Each entry needs to be restated exactly as written.

■ Record excerpts:
= = = =

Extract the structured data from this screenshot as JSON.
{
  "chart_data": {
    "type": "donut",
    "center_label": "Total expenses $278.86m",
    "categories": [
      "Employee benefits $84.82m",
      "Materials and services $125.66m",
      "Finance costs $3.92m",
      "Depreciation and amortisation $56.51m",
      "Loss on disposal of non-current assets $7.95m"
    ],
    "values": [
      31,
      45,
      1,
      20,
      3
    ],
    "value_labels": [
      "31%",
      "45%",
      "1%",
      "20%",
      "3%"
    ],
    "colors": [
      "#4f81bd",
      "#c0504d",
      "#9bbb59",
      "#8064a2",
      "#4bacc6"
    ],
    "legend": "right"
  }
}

= = = =

■ Response:
Extract the structured data from this screenshot as JSON.
{
  "chart_data": {
    "type": "donut",
    "center_label": "Total expenses $278.86m",
    "categories": [
      "Employee benefits $84.82m",
      "Materials and services $125.66m",
      "Finance costs $3.92m",
      "Depreciation and amortisation $56.51m",
      "Loss on disposal of non-current assets $7.95m"
    ],
    "values": [
      31,
      45,
      1,
      20,
      3
    ],
    "value_labels": [
      "31%",
      "45%",
      "1%",
      "20%",
      "3%"
    ],
    "colors": [
      "#4f81bd",
      "#c0504d",
      "#9bbb59",
      "#8064a2",
      "#4bacc6"
    ],
    "legend": "right"
  }
}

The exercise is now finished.